» **Exercise objective**:
Copy out lines with the word "crosshatch" from the material that follows.

» **Given information**:
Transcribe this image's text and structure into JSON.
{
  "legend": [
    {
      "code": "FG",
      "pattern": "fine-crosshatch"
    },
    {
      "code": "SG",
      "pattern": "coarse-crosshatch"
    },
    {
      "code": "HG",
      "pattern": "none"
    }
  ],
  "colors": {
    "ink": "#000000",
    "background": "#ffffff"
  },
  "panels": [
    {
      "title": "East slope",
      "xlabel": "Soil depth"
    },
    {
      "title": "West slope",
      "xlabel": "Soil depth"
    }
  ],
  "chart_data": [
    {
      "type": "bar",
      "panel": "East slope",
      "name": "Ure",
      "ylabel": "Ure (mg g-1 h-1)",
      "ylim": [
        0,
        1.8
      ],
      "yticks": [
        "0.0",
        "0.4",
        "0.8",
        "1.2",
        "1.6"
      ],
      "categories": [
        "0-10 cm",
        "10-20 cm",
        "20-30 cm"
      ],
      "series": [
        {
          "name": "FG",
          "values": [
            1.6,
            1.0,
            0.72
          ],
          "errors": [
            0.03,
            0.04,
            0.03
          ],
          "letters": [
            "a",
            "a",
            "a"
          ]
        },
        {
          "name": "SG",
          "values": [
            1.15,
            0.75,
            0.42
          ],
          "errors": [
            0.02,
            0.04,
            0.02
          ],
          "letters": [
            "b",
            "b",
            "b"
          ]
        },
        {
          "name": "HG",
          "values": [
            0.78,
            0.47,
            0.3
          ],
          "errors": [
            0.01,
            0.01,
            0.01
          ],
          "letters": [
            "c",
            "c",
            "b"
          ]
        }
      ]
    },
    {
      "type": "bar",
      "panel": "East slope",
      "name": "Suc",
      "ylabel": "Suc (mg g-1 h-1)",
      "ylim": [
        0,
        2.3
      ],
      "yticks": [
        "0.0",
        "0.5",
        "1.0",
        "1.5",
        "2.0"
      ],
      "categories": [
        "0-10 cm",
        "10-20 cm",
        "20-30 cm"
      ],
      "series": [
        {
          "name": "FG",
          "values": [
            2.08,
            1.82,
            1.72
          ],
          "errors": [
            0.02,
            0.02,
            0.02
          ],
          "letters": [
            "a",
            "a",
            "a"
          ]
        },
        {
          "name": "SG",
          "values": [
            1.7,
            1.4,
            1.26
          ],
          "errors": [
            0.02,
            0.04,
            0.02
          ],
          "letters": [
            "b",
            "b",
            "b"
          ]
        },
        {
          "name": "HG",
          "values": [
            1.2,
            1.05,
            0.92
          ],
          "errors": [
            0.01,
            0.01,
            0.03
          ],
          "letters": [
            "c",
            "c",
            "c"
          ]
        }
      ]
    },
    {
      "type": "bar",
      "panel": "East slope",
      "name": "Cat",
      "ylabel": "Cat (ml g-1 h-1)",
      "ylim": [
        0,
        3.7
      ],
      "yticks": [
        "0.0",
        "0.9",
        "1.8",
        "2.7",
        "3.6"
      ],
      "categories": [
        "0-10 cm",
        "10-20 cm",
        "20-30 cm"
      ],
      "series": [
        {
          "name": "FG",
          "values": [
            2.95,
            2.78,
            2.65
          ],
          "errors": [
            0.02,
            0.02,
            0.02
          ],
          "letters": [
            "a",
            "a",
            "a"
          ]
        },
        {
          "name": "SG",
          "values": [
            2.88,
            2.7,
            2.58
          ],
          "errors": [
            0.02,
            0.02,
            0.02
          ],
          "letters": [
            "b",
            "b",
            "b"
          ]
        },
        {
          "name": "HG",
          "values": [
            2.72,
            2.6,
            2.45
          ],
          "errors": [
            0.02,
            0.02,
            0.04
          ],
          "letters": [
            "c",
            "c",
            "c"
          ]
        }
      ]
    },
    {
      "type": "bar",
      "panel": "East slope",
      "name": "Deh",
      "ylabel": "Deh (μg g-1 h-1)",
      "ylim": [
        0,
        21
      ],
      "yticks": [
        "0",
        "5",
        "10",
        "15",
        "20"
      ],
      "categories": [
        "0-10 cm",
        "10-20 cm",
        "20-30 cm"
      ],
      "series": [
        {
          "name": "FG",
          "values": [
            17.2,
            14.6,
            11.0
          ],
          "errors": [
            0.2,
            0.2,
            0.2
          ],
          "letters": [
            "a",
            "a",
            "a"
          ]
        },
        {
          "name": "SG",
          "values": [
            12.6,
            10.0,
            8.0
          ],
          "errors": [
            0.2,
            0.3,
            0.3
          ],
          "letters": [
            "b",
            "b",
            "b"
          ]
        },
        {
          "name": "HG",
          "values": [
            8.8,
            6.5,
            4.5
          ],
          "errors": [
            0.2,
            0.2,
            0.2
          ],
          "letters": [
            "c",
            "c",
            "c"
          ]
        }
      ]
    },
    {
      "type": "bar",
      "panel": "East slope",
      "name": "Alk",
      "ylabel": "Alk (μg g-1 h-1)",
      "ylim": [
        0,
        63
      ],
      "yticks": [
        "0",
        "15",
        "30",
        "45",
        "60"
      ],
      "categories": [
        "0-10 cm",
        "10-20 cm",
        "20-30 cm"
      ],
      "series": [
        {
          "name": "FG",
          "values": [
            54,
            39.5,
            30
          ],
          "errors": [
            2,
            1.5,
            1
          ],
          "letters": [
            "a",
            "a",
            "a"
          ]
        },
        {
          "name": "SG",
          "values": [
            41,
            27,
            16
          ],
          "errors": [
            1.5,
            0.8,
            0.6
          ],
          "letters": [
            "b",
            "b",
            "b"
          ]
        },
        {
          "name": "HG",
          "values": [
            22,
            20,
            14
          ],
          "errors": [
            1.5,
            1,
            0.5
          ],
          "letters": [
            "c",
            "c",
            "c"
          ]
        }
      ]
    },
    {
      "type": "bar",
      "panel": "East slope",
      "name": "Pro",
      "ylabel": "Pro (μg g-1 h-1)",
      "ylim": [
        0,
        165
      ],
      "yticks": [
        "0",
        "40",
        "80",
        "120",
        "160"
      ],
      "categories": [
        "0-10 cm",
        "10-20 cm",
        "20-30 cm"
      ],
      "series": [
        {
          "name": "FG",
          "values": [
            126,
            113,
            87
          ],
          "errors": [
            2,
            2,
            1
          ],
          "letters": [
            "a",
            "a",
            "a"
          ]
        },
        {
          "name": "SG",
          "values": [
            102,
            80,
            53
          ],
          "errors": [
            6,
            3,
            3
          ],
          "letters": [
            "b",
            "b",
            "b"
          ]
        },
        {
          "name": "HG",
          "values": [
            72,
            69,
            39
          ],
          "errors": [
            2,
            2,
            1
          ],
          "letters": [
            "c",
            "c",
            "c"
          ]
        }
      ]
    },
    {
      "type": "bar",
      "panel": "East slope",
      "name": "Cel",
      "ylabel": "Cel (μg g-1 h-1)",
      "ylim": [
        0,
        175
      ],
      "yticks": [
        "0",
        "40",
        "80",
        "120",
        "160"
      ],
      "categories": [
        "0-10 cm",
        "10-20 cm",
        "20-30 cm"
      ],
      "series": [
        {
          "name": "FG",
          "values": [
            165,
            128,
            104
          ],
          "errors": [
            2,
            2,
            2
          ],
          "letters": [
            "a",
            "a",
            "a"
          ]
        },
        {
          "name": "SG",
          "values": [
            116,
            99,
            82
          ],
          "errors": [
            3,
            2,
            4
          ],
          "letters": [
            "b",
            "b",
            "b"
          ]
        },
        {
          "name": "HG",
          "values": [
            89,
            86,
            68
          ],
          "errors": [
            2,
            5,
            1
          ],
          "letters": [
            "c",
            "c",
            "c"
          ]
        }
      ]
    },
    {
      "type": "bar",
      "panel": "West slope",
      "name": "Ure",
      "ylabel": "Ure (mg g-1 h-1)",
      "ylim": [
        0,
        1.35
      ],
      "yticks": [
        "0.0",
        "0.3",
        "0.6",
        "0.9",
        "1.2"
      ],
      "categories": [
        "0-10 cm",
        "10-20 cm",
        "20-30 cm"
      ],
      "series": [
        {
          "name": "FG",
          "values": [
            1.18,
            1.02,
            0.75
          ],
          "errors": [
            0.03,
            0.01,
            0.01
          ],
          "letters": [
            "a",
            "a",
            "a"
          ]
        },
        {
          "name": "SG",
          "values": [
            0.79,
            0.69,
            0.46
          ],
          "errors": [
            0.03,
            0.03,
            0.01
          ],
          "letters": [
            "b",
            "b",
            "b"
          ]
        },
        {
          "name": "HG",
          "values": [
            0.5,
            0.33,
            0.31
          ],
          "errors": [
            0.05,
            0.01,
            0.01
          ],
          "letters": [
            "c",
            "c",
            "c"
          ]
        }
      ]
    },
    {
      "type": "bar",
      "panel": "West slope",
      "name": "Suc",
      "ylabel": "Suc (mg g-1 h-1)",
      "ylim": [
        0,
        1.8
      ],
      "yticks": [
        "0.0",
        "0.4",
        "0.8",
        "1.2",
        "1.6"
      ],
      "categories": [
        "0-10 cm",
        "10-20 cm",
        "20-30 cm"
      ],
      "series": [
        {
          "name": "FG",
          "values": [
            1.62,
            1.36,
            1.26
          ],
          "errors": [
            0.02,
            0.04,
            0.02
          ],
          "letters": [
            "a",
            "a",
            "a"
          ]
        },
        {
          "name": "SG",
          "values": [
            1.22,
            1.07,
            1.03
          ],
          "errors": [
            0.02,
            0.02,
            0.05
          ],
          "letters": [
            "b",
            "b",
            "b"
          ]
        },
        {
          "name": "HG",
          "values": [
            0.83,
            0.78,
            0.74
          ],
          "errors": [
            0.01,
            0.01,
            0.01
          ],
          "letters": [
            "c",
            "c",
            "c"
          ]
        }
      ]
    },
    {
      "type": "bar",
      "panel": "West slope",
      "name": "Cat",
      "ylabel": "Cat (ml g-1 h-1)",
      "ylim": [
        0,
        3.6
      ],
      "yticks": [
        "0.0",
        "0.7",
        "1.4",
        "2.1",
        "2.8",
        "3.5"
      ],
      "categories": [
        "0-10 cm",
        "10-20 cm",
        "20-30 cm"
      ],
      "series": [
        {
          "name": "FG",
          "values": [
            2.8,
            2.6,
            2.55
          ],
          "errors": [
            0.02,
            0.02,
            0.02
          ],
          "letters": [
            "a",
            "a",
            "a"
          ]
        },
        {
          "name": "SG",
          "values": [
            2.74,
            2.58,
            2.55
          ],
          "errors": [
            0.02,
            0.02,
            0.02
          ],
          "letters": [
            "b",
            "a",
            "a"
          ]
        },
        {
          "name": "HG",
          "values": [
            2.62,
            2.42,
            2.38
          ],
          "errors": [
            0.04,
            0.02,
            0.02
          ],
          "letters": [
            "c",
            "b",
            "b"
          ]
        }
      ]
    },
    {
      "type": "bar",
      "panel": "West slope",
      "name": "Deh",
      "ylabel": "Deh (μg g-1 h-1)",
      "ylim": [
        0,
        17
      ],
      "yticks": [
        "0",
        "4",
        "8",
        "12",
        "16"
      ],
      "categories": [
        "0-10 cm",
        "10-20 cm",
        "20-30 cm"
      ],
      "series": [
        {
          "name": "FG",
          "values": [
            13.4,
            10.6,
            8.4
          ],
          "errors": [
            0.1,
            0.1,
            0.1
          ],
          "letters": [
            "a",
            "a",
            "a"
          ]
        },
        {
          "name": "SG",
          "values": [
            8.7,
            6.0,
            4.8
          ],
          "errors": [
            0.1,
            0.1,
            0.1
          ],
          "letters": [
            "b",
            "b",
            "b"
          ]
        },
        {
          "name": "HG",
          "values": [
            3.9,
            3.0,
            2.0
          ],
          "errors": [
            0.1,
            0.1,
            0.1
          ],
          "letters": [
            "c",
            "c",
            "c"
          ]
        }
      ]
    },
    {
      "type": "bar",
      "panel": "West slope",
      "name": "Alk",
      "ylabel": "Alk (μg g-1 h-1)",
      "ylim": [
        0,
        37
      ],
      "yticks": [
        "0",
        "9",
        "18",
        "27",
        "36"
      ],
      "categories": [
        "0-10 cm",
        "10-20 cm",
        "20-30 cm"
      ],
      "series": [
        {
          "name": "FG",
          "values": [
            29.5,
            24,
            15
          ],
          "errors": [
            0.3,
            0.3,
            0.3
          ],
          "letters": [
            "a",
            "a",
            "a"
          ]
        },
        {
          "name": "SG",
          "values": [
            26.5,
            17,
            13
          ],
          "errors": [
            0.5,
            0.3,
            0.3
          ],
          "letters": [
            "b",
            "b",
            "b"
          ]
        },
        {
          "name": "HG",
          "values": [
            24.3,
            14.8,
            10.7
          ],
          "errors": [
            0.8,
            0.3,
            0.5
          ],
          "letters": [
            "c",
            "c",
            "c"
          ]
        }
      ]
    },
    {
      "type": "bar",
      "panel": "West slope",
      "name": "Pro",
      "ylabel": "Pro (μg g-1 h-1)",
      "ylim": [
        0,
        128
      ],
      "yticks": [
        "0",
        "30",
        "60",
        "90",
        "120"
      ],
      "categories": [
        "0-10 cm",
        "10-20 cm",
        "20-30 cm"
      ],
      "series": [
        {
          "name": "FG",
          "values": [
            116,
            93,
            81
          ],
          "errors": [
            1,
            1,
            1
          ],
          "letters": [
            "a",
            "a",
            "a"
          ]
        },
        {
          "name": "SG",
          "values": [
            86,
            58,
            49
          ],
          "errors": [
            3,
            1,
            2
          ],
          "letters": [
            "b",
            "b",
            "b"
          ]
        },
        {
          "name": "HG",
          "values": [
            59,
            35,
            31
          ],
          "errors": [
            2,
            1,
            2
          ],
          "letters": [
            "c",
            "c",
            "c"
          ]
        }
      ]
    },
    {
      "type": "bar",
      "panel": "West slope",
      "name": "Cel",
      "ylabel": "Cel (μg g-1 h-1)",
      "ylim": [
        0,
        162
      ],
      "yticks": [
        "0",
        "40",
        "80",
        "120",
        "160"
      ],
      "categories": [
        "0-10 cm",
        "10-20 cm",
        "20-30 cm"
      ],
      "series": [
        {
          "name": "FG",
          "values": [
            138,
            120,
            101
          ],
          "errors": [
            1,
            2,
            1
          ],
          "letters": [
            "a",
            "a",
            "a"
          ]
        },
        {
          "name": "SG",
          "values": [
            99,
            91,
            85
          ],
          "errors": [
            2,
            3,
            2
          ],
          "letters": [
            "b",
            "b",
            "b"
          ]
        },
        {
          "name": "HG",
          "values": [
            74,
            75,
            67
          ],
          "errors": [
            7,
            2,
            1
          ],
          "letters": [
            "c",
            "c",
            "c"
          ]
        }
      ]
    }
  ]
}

» **Response for this exercise**:
      "pattern": "fine-crosshatch"
      "pattern": "coarse-crosshatch"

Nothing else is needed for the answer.